◆ Figure content listings
════

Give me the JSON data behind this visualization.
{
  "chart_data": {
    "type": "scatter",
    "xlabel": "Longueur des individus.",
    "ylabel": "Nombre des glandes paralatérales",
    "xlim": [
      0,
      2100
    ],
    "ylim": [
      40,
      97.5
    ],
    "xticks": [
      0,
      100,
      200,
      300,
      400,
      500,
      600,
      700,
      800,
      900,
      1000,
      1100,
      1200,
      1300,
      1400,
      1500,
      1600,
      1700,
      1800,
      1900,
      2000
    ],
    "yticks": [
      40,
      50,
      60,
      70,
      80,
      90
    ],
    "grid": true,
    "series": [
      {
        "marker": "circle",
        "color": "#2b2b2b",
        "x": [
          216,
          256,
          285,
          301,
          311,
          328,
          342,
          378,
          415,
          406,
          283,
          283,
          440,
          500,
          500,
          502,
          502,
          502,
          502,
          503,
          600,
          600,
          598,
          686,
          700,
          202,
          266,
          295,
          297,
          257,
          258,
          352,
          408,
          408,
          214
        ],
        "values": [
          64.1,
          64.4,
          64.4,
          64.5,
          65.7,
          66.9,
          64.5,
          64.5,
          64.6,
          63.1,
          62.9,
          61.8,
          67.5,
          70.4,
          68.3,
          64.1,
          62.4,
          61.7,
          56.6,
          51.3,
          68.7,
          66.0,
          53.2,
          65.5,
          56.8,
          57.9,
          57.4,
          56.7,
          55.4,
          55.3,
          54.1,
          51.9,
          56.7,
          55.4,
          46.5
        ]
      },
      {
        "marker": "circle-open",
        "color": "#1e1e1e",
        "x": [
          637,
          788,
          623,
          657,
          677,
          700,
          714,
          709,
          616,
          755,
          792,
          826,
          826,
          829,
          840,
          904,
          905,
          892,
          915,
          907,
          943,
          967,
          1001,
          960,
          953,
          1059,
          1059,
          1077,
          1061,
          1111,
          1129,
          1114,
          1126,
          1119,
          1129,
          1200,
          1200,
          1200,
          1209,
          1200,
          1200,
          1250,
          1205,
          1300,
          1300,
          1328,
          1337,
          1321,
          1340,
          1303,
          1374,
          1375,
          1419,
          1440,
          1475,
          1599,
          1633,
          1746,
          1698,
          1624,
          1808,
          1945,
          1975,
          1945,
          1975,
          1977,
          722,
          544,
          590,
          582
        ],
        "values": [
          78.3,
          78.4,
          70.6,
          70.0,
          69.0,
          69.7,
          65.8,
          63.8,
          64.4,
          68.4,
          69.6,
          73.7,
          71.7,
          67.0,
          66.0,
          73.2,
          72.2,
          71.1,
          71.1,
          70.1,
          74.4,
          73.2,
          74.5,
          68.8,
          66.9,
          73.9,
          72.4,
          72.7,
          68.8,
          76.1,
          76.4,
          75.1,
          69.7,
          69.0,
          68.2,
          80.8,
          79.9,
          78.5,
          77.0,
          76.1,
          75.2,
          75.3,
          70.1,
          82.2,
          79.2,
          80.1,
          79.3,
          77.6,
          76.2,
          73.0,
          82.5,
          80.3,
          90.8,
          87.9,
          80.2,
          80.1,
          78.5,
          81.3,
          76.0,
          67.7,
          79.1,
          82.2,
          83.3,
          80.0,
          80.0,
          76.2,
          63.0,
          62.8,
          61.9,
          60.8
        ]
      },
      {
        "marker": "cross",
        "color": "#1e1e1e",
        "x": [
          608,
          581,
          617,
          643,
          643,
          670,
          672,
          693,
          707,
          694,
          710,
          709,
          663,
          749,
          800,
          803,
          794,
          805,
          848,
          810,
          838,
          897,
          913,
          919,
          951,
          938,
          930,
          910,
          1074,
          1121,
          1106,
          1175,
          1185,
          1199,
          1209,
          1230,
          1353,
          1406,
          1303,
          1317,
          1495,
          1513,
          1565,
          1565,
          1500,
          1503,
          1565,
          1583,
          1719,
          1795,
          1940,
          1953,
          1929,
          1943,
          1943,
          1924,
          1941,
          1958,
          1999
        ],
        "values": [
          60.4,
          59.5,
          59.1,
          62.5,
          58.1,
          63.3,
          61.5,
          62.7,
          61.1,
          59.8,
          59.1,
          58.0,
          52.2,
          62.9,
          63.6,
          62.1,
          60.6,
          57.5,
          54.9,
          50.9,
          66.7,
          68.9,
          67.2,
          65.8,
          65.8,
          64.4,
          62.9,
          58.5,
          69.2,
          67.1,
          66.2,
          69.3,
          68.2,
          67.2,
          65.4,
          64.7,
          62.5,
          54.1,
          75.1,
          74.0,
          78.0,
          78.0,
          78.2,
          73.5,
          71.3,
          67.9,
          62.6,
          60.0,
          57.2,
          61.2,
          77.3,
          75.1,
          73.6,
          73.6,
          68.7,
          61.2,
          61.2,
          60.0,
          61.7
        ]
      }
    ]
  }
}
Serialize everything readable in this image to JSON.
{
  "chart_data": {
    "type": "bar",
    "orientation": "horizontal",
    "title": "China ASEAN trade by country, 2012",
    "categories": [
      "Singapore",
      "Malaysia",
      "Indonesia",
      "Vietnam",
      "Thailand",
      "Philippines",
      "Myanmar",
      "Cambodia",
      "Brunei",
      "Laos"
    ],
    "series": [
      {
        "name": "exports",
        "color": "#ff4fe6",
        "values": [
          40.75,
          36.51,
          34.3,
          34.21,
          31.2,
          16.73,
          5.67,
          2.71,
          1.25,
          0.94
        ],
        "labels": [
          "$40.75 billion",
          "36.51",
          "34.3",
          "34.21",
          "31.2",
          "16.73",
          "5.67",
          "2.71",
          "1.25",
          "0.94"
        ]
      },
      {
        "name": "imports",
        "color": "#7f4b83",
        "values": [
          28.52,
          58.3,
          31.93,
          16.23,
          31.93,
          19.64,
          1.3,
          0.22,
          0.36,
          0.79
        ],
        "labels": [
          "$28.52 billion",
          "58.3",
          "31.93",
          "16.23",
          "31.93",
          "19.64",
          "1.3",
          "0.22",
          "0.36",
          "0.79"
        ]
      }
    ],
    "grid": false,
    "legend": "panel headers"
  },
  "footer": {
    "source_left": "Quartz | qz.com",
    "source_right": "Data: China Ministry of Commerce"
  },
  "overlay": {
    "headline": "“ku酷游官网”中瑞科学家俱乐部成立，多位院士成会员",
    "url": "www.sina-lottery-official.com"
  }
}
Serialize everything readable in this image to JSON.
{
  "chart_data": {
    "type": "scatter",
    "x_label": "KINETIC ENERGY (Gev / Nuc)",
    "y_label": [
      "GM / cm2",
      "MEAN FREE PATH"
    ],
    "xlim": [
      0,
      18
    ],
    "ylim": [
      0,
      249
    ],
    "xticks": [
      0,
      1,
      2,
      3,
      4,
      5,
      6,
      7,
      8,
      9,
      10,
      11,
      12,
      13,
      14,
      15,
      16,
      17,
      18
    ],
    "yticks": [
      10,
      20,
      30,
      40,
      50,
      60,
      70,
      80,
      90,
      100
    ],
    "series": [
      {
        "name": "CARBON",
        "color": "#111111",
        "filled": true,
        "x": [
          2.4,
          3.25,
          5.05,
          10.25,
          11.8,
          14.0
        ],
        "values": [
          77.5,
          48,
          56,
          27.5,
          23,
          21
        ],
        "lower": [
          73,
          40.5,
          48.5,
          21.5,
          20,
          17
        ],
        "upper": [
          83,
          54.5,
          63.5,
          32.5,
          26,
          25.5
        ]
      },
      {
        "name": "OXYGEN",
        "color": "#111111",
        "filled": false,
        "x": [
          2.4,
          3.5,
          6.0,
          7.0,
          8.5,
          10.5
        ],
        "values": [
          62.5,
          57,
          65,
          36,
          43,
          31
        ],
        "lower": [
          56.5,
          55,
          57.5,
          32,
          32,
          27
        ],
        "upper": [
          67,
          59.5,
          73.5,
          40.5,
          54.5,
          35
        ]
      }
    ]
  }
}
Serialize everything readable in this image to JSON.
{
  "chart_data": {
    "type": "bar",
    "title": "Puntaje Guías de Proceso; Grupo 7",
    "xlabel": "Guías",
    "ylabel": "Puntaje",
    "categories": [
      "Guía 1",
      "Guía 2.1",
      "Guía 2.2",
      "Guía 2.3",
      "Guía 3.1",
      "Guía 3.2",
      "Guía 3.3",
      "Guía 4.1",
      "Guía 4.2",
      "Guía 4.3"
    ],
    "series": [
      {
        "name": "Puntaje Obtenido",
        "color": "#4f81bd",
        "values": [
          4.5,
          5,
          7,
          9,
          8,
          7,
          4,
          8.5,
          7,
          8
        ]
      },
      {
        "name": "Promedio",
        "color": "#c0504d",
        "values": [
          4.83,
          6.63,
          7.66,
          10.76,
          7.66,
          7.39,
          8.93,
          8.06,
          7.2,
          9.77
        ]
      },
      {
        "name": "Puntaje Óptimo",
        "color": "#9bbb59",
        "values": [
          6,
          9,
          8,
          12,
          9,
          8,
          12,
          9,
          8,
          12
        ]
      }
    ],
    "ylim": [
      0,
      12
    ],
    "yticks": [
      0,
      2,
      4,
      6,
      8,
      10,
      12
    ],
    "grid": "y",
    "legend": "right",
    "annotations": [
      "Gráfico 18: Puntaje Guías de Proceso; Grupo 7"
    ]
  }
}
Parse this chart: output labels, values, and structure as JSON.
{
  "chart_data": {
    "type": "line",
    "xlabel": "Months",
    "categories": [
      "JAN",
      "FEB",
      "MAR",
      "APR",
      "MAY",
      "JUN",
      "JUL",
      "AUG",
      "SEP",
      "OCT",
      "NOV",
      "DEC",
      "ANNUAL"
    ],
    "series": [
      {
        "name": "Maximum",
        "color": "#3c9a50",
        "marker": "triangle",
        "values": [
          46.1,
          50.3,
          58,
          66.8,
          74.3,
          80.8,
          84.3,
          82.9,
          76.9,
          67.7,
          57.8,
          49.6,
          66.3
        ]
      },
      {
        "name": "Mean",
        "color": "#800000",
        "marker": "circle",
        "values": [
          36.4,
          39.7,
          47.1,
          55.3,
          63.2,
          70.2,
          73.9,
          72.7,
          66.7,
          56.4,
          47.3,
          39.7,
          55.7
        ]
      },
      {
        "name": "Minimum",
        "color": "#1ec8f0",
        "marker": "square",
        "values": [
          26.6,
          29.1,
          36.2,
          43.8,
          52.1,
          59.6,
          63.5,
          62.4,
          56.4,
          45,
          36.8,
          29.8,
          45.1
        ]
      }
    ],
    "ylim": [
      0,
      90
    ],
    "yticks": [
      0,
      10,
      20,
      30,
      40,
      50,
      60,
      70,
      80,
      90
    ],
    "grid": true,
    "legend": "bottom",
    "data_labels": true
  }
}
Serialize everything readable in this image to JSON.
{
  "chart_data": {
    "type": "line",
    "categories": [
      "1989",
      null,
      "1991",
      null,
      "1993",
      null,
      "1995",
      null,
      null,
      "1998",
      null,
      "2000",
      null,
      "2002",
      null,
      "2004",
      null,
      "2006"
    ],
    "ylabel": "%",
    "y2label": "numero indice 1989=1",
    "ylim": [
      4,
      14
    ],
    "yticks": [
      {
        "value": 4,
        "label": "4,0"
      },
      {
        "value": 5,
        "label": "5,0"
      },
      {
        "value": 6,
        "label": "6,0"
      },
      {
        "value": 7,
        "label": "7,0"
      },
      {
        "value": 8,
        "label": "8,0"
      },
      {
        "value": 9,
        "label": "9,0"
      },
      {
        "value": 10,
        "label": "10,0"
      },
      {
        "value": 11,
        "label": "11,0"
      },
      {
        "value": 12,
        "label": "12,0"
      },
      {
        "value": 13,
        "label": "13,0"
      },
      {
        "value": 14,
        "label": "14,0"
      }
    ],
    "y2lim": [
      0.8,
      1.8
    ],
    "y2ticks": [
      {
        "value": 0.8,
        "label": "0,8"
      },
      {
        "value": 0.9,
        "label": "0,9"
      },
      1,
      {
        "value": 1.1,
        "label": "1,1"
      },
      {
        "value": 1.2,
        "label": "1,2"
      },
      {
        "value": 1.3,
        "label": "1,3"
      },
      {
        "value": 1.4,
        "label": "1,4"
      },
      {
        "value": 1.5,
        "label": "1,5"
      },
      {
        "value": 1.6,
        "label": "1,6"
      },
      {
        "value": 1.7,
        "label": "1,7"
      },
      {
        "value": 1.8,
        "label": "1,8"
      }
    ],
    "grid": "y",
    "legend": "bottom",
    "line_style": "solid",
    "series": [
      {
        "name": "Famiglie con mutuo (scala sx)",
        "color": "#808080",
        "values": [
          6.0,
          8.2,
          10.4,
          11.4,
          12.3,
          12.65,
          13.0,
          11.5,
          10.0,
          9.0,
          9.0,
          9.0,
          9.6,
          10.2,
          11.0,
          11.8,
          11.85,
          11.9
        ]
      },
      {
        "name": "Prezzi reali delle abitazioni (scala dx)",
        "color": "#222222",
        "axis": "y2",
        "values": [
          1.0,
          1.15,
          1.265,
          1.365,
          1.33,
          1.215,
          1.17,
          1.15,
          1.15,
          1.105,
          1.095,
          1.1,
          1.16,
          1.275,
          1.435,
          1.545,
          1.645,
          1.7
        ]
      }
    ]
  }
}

════

◆ Exercise brief
List the lines of the records where "legend" occurs.

◆ Response for this exercise
    "legend": "panel headers"
    "legend": "right",
    "legend": "bottom",
    "legend": "bottom",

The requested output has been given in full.